Written request — Repeat the data word for word. Do not include the pictures.

──────── Extracted data ────────

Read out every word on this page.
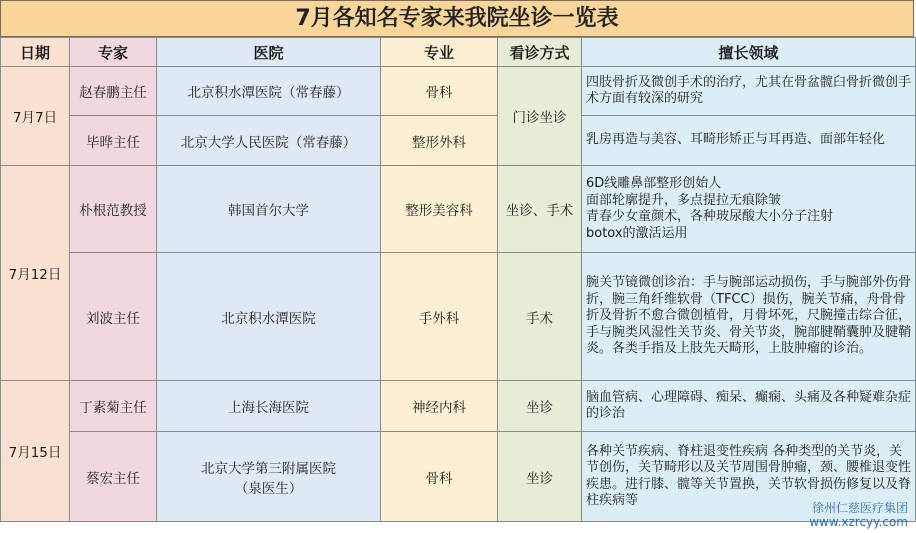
7月各知名专家来我院坐诊一览表
日期	专家	医院	专业	看诊方式	擅长领域
7月7日	赵春鹏主任	北京积水潭医院（常春藤）	骨科	门诊坐诊	四肢骨折及微创手术的治疗，尤其在骨盆髋臼骨折微创手术方面有较深的研究
	毕晔主任	北京大学人民医院（常春藤）	整形外科		乳房再造与美容、耳畸形矫正与耳再造、面部年轻化
7月12日	朴根范教授	韩国首尔大学	整形美容科	坐诊、手术	6D线雕鼻部整形创始人
面部轮廓提升，多点提拉无痕除皱
青春少女童颜术，各种玻尿酸大小分子注射
botox的激活运用

	刘波主任	北京积水潭医院	手外科	手术	腕关节镜微创诊治：手与腕部运动损伤，手与腕部外伤骨折，腕三角纤维软骨（TFCC）损伤，腕关节痛，舟骨骨折及骨折不愈合微创植骨，月骨坏死，尺腕撞击综合征，手与腕类风湿性关节炎、骨关节炎，腕部腱鞘囊肿及腱鞘炎。各类手指及上肢先天畸形，上肢肿瘤的诊治。
7月15日	丁素菊主任	上海长海医院	神经内科	坐诊	脑血管病、心理障碍、痴呆、癫痫、头痛及各种疑难杂症的诊治
	蔡宏主任	北京大学第三附属医院
（泉医生）	骨科	坐诊	各种关节疾病、脊柱退变性疾病 各种类型的关节炎，关节创伤，关节畸形以及关节周围骨肿瘤，颈、腰椎退变性疾患。进行膝、髋等关节置换，关节软骨损伤修复以及脊柱疾病等	徐州仁慈医疗集团
www.xzrcyy.com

────────

The reply —
Read out every word on this page.
7月各知名专家来我院坐诊一览表
日期	专家	医院	专业	看诊方式	擅长领域
7月7日	赵春鹏主任	北京积水潭医院（常春藤）	骨科	门诊坐诊	四肢骨折及微创手术的治疗，尤其在骨盆髋臼骨折微创手术方面有较深的研究
	毕晔主任	北京大学人民医院（常春藤）	整形外科		乳房再造与美容、耳畸形矫正与耳再造、面部年轻化
7月12日	朴根范教授	韩国首尔大学	整形美容科	坐诊、手术	6D线雕鼻部整形创始人
面部轮廓提升，多点提拉无痕除皱
青春少女童颜术，各种玻尿酸大小分子注射
botox的激活运用

	刘波主任	北京积水潭医院	手外科	手术	腕关节镜微创诊治：手与腕部运动损伤，手与腕部外伤骨折，腕三角纤维软骨（TFCC）损伤，腕关节痛，舟骨骨折及骨折不愈合微创植骨，月骨坏死，尺腕撞击综合征，手与腕类风湿性关节炎、骨关节炎，腕部腱鞘囊肿及腱鞘炎。各类手指及上肢先天畸形，上肢肿瘤的诊治。
7月15日	丁素菊主任	上海长海医院	神经内科	坐诊	脑血管病、心理障碍、痴呆、癫痫、头痛及各种疑难杂症的诊治
	蔡宏主任	北京大学第三附属医院
（泉医生）	骨科	坐诊	各种关节疾病、脊柱退变性疾病 各种类型的关节炎，关节创伤，关节畸形以及关节周围骨肿瘤，颈、腰椎退变性疾患。进行膝、髋等关节置换，关节软骨损伤修复以及脊柱疾病等	徐州仁慈医疗集团
www.xzrcyy.com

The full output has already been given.